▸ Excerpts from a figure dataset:

>>>

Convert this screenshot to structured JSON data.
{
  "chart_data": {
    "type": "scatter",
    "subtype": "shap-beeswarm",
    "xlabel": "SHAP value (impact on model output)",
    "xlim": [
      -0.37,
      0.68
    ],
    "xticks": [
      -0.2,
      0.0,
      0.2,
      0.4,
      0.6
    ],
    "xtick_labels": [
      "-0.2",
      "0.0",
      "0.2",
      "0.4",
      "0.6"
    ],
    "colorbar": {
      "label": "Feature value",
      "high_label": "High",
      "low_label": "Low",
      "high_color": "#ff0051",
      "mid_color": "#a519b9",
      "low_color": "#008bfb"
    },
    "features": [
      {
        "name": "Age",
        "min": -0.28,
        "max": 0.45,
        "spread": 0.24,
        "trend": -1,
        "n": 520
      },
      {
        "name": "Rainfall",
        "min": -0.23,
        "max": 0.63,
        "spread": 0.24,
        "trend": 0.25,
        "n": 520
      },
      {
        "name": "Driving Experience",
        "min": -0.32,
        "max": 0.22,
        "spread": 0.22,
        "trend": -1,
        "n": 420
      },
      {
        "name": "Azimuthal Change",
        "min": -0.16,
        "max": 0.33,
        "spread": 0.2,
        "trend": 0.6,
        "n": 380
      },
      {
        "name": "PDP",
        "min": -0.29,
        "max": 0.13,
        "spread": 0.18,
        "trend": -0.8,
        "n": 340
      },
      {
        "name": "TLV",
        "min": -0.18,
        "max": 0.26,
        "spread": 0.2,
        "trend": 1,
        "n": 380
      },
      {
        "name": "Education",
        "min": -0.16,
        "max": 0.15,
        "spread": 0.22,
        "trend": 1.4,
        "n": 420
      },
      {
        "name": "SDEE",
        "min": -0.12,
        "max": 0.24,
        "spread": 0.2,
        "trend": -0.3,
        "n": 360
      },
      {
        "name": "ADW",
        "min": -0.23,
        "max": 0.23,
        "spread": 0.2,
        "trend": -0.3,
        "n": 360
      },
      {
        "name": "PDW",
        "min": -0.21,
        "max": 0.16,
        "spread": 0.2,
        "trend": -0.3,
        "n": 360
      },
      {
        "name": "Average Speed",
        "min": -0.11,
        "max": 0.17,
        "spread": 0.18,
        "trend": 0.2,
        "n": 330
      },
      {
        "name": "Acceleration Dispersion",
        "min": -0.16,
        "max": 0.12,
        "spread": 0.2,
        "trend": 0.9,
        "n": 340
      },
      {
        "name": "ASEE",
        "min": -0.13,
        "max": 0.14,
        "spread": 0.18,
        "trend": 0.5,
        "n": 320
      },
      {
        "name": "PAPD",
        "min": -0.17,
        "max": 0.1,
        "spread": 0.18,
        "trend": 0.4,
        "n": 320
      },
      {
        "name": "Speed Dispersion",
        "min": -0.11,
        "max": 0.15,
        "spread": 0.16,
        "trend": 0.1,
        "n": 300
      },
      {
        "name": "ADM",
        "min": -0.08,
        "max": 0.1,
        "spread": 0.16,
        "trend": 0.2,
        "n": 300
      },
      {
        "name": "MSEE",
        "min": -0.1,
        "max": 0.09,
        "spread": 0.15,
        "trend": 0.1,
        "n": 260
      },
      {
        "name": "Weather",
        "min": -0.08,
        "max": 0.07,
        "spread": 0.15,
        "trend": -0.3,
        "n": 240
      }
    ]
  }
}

<<<

▸ YOUR GOAL: Find every line that has "value" in it, then return those lines.

▸ TASK SOLUTION:
    "xlabel": "SHAP value (impact on model output)",
      "label": "Feature value",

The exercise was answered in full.